_Material shown_.
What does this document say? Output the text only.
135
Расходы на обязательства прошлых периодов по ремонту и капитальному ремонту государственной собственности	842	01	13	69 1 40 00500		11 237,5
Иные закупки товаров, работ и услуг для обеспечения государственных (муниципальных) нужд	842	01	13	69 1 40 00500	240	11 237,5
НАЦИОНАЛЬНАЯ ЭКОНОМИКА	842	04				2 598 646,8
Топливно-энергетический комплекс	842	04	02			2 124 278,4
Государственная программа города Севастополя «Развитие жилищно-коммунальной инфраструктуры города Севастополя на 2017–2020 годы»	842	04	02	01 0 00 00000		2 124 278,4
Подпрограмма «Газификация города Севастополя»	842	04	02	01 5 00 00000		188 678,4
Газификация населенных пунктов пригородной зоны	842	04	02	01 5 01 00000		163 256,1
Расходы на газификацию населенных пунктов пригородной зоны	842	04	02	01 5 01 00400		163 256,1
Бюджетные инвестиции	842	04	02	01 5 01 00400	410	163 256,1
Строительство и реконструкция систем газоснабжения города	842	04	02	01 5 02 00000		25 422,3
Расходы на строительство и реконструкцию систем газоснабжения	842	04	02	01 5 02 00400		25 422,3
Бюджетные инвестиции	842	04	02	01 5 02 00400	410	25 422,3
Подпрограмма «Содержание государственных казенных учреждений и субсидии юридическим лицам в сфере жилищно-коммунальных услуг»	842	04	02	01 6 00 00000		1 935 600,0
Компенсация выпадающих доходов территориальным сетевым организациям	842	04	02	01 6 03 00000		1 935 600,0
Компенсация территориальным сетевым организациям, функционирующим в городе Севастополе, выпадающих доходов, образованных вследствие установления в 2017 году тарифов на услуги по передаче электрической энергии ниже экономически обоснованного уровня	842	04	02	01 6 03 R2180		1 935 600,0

_Task details_. Print the whole listing exactly as it is.

_Final result_.
What does this document say? Output the text only.
135
Расходы на обязательства прошлых периодов по ремонту и капитальному ремонту государственной собственности	842	01	13	69 1 40 00500		11 237,5
Иные закупки товаров, работ и услуг для обеспечения государственных (муниципальных) нужд	842	01	13	69 1 40 00500	240	11 237,5
НАЦИОНАЛЬНАЯ ЭКОНОМИКА	842	04				2 598 646,8
Топливно-энергетический комплекс	842	04	02			2 124 278,4
Государственная программа города Севастополя «Развитие жилищно-коммунальной инфраструктуры города Севастополя на 2017–2020 годы»	842	04	02	01 0 00 00000		2 124 278,4
Подпрограмма «Газификация города Севастополя»	842	04	02	01 5 00 00000		188 678,4
Газификация населенных пунктов пригородной зоны	842	04	02	01 5 01 00000		163 256,1
Расходы на газификацию населенных пунктов пригородной зоны	842	04	02	01 5 01 00400		163 256,1
Бюджетные инвестиции	842	04	02	01 5 01 00400	410	163 256,1
Строительство и реконструкция систем газоснабжения города	842	04	02	01 5 02 00000		25 422,3
Расходы на строительство и реконструкцию систем газоснабжения	842	04	02	01 5 02 00400		25 422,3
Бюджетные инвестиции	842	04	02	01 5 02 00400	410	25 422,3
Подпрограмма «Содержание государственных казенных учреждений и субсидии юридическим лицам в сфере жилищно-коммунальных услуг»	842	04	02	01 6 00 00000		1 935 600,0
Компенсация выпадающих доходов территориальным сетевым организациям	842	04	02	01 6 03 00000		1 935 600,0
Компенсация территориальным сетевым организациям, функционирующим в городе Севастополе, выпадающих доходов, образованных вследствие установления в 2017 году тарифов на услуги по передаче электрической энергии ниже экономически обоснованного уровня	842	04	02	01 6 03 R2180		1 935 600,0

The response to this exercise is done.